From the entries below, please gather each line containing the string "Username".
>> BEGIN
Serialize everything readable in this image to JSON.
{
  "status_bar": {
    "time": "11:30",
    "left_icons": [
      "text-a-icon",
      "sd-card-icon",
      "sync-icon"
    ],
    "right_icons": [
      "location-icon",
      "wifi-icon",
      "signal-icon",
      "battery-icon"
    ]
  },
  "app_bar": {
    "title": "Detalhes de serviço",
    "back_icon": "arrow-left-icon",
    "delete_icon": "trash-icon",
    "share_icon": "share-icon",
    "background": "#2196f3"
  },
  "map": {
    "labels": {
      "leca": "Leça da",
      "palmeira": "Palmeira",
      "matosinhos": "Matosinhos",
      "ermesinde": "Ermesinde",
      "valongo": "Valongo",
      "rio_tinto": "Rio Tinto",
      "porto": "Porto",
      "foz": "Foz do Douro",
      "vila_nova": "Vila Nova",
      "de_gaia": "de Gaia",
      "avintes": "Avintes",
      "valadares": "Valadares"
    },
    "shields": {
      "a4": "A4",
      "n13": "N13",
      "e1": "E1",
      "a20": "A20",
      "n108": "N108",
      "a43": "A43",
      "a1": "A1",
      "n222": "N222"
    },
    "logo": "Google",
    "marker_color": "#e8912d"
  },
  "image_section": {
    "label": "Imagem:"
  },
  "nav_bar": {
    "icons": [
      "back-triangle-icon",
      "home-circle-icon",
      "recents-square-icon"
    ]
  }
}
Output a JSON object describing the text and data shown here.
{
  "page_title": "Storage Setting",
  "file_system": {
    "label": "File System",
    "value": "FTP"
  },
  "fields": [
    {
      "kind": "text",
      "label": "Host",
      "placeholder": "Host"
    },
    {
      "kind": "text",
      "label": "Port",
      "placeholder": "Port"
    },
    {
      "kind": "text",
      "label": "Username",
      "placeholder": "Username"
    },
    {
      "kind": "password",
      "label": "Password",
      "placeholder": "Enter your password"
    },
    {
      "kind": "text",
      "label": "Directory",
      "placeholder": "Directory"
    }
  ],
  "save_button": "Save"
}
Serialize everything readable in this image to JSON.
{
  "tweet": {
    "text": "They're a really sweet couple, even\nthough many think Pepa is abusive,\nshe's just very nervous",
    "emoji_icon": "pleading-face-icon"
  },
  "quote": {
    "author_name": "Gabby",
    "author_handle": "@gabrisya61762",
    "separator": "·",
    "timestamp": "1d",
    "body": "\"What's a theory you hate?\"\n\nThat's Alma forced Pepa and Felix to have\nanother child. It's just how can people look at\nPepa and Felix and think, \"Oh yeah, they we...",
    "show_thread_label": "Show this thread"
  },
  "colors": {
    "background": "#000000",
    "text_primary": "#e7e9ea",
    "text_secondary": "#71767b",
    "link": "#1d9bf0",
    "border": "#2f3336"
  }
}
>> END
▶ Problem solution
      "label": "Username",
      "placeholder": "Username"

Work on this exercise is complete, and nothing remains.